[Work required]
An exact copy of the data is required, with no pictures in it.

[Records for the task]
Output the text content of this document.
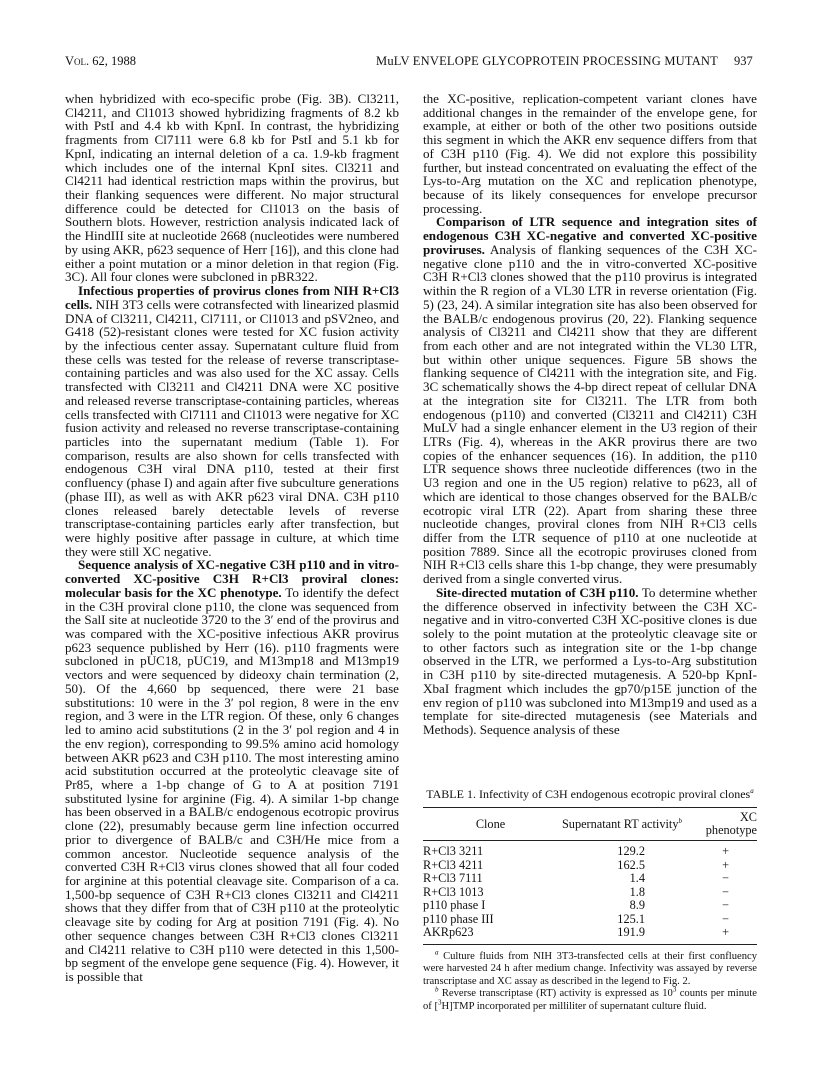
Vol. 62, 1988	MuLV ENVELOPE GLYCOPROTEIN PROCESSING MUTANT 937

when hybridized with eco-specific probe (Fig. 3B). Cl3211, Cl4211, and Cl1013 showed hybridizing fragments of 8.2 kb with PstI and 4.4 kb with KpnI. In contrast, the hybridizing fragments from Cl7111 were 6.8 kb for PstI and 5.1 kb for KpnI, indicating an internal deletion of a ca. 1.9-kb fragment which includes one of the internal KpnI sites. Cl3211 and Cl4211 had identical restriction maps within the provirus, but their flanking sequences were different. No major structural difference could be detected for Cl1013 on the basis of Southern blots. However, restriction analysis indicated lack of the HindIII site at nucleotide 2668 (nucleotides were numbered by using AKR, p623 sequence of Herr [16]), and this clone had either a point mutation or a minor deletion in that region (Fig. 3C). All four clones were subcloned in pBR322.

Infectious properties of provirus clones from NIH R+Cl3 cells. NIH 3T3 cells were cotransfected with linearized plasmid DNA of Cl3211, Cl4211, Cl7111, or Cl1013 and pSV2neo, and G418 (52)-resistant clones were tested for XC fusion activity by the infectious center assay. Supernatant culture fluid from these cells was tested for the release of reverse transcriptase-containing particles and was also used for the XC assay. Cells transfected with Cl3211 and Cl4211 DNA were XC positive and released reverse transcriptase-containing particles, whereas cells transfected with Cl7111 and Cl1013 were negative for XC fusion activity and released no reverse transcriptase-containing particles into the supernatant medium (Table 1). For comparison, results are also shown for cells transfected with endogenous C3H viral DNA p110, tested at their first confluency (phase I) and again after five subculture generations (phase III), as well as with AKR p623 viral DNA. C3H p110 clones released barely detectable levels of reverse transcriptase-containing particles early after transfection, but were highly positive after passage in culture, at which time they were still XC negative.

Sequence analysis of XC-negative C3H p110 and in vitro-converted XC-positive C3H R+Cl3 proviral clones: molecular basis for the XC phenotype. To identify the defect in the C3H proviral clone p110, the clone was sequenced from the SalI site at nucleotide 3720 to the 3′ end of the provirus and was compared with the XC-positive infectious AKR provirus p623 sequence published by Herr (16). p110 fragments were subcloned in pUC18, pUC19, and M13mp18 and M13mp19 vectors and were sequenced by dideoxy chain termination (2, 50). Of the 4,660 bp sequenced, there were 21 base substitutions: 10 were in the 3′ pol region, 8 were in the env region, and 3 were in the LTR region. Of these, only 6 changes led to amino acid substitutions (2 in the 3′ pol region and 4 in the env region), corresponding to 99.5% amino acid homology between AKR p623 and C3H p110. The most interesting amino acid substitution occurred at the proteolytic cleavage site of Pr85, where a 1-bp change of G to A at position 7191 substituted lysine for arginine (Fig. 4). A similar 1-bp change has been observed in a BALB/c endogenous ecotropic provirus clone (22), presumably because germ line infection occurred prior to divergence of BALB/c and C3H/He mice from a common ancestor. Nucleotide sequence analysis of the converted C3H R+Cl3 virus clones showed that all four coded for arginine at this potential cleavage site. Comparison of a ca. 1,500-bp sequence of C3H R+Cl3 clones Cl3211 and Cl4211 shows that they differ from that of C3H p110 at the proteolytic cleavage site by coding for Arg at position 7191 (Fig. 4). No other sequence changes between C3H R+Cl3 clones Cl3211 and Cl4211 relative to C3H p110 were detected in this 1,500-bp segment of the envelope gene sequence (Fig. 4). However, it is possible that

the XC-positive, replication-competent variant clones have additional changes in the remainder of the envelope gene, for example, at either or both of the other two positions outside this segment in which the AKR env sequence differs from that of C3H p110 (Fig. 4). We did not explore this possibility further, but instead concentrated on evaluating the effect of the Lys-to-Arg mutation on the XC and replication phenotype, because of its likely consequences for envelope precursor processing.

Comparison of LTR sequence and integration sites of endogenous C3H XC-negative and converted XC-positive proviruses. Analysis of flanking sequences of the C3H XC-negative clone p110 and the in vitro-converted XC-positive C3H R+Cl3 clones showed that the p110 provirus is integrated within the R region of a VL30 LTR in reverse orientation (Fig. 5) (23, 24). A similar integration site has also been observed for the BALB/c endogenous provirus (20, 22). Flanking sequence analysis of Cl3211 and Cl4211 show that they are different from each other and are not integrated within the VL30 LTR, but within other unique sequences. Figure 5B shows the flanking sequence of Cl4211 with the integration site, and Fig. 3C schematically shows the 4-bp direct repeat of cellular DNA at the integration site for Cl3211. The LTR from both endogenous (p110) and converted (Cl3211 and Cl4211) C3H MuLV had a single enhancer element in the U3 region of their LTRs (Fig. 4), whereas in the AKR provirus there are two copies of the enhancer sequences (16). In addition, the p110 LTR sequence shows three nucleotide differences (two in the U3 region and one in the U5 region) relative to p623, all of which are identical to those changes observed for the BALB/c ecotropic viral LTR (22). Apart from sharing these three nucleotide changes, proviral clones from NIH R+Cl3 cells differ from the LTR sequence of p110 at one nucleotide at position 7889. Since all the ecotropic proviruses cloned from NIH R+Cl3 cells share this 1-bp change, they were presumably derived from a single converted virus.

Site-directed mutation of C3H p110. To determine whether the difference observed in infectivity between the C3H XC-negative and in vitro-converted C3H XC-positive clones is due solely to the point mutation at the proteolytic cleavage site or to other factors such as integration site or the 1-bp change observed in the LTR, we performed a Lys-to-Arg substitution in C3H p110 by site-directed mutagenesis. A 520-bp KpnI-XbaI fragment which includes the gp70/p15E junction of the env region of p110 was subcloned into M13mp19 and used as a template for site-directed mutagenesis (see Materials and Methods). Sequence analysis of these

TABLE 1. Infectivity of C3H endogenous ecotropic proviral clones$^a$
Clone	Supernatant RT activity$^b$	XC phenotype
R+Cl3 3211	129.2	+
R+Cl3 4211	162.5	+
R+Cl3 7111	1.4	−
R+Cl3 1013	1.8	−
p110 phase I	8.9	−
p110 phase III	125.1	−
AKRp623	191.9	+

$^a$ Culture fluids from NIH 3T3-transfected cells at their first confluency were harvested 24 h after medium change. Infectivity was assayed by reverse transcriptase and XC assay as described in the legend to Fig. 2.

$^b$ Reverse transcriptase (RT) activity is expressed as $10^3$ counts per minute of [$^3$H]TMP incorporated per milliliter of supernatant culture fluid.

[The completed task]
Output the text content of this document.
Vol. 62, 1988	MuLV ENVELOPE GLYCOPROTEIN PROCESSING MUTANT 937

when hybridized with eco-specific probe (Fig. 3B). Cl3211, Cl4211, and Cl1013 showed hybridizing fragments of 8.2 kb with PstI and 4.4 kb with KpnI. In contrast, the hybridizing fragments from Cl7111 were 6.8 kb for PstI and 5.1 kb for KpnI, indicating an internal deletion of a ca. 1.9-kb fragment which includes one of the internal KpnI sites. Cl3211 and Cl4211 had identical restriction maps within the provirus, but their flanking sequences were different. No major structural difference could be detected for Cl1013 on the basis of Southern blots. However, restriction analysis indicated lack of the HindIII site at nucleotide 2668 (nucleotides were numbered by using AKR, p623 sequence of Herr [16]), and this clone had either a point mutation or a minor deletion in that region (Fig. 3C). All four clones were subcloned in pBR322.

Infectious properties of provirus clones from NIH R+Cl3 cells. NIH 3T3 cells were cotransfected with linearized plasmid DNA of Cl3211, Cl4211, Cl7111, or Cl1013 and pSV2neo, and G418 (52)-resistant clones were tested for XC fusion activity by the infectious center assay. Supernatant culture fluid from these cells was tested for the release of reverse transcriptase-containing particles and was also used for the XC assay. Cells transfected with Cl3211 and Cl4211 DNA were XC positive and released reverse transcriptase-containing particles, whereas cells transfected with Cl7111 and Cl1013 were negative for XC fusion activity and released no reverse transcriptase-containing particles into the supernatant medium (Table 1). For comparison, results are also shown for cells transfected with endogenous C3H viral DNA p110, tested at their first confluency (phase I) and again after five subculture generations (phase III), as well as with AKR p623 viral DNA. C3H p110 clones released barely detectable levels of reverse transcriptase-containing particles early after transfection, but were highly positive after passage in culture, at which time they were still XC negative.

Sequence analysis of XC-negative C3H p110 and in vitro-converted XC-positive C3H R+Cl3 proviral clones: molecular basis for the XC phenotype. To identify the defect in the C3H proviral clone p110, the clone was sequenced from the SalI site at nucleotide 3720 to the 3′ end of the provirus and was compared with the XC-positive infectious AKR provirus p623 sequence published by Herr (16). p110 fragments were subcloned in pUC18, pUC19, and M13mp18 and M13mp19 vectors and were sequenced by dideoxy chain termination (2, 50). Of the 4,660 bp sequenced, there were 21 base substitutions: 10 were in the 3′ pol region, 8 were in the env region, and 3 were in the LTR region. Of these, only 6 changes led to amino acid substitutions (2 in the 3′ pol region and 4 in the env region), corresponding to 99.5% amino acid homology between AKR p623 and C3H p110. The most interesting amino acid substitution occurred at the proteolytic cleavage site of Pr85, where a 1-bp change of G to A at position 7191 substituted lysine for arginine (Fig. 4). A similar 1-bp change has been observed in a BALB/c endogenous ecotropic provirus clone (22), presumably because germ line infection occurred prior to divergence of BALB/c and C3H/He mice from a common ancestor. Nucleotide sequence analysis of the converted C3H R+Cl3 virus clones showed that all four coded for arginine at this potential cleavage site. Comparison of a ca. 1,500-bp sequence of C3H R+Cl3 clones Cl3211 and Cl4211 shows that they differ from that of C3H p110 at the proteolytic cleavage site by coding for Arg at position 7191 (Fig. 4). No other sequence changes between C3H R+Cl3 clones Cl3211 and Cl4211 relative to C3H p110 were detected in this 1,500-bp segment of the envelope gene sequence (Fig. 4). However, it is possible that

the XC-positive, replication-competent variant clones have additional changes in the remainder of the envelope gene, for example, at either or both of the other two positions outside this segment in which the AKR env sequence differs from that of C3H p110 (Fig. 4). We did not explore this possibility further, but instead concentrated on evaluating the effect of the Lys-to-Arg mutation on the XC and replication phenotype, because of its likely consequences for envelope precursor processing.

Comparison of LTR sequence and integration sites of endogenous C3H XC-negative and converted XC-positive proviruses. Analysis of flanking sequences of the C3H XC-negative clone p110 and the in vitro-converted XC-positive C3H R+Cl3 clones showed that the p110 provirus is integrated within the R region of a VL30 LTR in reverse orientation (Fig. 5) (23, 24). A similar integration site has also been observed for the BALB/c endogenous provirus (20, 22). Flanking sequence analysis of Cl3211 and Cl4211 show that they are different from each other and are not integrated within the VL30 LTR, but within other unique sequences. Figure 5B shows the flanking sequence of Cl4211 with the integration site, and Fig. 3C schematically shows the 4-bp direct repeat of cellular DNA at the integration site for Cl3211. The LTR from both endogenous (p110) and converted (Cl3211 and Cl4211) C3H MuLV had a single enhancer element in the U3 region of their LTRs (Fig. 4), whereas in the AKR provirus there are two copies of the enhancer sequences (16). In addition, the p110 LTR sequence shows three nucleotide differences (two in the U3 region and one in the U5 region) relative to p623, all of which are identical to those changes observed for the BALB/c ecotropic viral LTR (22). Apart from sharing these three nucleotide changes, proviral clones from NIH R+Cl3 cells differ from the LTR sequence of p110 at one nucleotide at position 7889. Since all the ecotropic proviruses cloned from NIH R+Cl3 cells share this 1-bp change, they were presumably derived from a single converted virus.

Site-directed mutation of C3H p110. To determine whether the difference observed in infectivity between the C3H XC-negative and in vitro-converted C3H XC-positive clones is due solely to the point mutation at the proteolytic cleavage site or to other factors such as integration site or the 1-bp change observed in the LTR, we performed a Lys-to-Arg substitution in C3H p110 by site-directed mutagenesis. A 520-bp KpnI-XbaI fragment which includes the gp70/p15E junction of the env region of p110 was subcloned into M13mp19 and used as a template for site-directed mutagenesis (see Materials and Methods). Sequence analysis of these

TABLE 1. Infectivity of C3H endogenous ecotropic proviral clones$^a$
Clone	Supernatant RT activity$^b$	XC phenotype
R+Cl3 3211	129.2	+
R+Cl3 4211	162.5	+
R+Cl3 7111	1.4	−
R+Cl3 1013	1.8	−
p110 phase I	8.9	−
p110 phase III	125.1	−
AKRp623	191.9	+

$^a$ Culture fluids from NIH 3T3-transfected cells at their first confluency were harvested 24 h after medium change. Infectivity was assayed by reverse transcriptase and XC assay as described in the legend to Fig. 2.

$^b$ Reverse transcriptase (RT) activity is expressed as $10^3$ counts per minute of [$^3$H]TMP incorporated per milliliter of supernatant culture fluid.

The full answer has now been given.